#### What to work on
List each line in the records that contains the string "empty". Case counts.

#### Listed entries
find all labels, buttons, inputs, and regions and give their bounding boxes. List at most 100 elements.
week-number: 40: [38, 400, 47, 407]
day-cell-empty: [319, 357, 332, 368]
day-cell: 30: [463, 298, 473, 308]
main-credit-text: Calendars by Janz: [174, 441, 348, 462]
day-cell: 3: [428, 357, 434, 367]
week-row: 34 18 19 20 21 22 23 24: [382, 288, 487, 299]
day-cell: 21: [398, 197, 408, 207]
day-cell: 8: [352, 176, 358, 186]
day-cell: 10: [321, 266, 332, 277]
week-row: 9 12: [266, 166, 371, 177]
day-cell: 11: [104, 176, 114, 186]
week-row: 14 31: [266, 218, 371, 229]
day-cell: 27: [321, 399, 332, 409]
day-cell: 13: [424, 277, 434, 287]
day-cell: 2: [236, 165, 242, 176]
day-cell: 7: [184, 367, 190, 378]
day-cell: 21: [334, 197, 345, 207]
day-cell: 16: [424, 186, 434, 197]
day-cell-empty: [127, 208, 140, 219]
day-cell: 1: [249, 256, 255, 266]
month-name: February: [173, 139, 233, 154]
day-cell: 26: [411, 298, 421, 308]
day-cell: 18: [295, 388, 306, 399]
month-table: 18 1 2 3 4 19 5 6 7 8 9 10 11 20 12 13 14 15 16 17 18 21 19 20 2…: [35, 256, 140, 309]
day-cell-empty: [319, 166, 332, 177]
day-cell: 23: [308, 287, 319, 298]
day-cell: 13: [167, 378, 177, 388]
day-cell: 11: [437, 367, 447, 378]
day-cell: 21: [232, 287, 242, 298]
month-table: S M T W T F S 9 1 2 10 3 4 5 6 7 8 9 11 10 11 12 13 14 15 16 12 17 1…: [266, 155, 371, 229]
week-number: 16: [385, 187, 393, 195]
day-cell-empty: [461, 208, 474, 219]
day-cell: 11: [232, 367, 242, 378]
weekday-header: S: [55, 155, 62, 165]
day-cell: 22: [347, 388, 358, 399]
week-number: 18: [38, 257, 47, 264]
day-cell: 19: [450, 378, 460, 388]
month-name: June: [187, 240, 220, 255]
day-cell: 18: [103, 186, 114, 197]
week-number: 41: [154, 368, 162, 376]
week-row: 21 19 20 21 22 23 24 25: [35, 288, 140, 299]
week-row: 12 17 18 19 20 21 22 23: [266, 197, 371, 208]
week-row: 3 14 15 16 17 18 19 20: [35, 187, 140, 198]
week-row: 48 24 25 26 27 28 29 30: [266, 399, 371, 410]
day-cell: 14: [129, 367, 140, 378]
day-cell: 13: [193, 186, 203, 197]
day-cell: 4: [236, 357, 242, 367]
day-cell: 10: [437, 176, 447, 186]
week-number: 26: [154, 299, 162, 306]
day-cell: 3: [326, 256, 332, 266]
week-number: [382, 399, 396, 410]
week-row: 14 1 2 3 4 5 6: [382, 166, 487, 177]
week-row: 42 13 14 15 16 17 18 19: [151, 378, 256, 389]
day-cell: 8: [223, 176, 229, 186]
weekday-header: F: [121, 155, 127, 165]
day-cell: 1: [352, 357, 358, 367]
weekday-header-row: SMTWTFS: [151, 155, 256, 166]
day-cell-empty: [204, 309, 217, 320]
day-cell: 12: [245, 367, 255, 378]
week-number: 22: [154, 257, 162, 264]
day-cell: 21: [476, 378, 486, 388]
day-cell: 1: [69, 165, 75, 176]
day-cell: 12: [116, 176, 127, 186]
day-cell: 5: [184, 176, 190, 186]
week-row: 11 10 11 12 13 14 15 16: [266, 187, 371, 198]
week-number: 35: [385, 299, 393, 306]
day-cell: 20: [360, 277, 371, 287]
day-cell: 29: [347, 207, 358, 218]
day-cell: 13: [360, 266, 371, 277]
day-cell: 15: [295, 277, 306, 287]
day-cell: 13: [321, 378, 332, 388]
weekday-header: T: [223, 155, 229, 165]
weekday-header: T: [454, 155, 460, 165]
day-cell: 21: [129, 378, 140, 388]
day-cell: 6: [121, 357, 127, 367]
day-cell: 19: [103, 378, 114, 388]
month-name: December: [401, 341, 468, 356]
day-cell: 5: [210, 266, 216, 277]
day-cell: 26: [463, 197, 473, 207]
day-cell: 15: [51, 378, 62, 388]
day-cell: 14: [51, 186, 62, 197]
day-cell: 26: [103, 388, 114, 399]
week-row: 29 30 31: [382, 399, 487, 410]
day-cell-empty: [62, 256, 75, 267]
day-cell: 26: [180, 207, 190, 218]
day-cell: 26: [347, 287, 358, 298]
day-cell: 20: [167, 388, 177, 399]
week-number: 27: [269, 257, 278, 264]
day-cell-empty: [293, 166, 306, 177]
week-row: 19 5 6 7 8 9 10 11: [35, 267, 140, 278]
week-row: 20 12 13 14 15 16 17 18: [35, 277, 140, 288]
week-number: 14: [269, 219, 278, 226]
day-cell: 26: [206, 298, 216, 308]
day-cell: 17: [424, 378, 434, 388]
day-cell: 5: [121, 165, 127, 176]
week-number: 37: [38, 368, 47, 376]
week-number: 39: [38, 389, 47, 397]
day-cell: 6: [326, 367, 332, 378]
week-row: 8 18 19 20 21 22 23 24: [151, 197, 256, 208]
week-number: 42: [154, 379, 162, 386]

#### Answer to the task
day-cell-empty: [319, 357, 332, 368]
day-cell-empty: [127, 208, 140, 219]
day-cell-empty: [319, 166, 332, 177]
day-cell-empty: [461, 208, 474, 219]
day-cell-empty: [204, 309, 217, 320]
day-cell-empty: [62, 256, 75, 267]
day-cell-empty: [293, 166, 306, 177]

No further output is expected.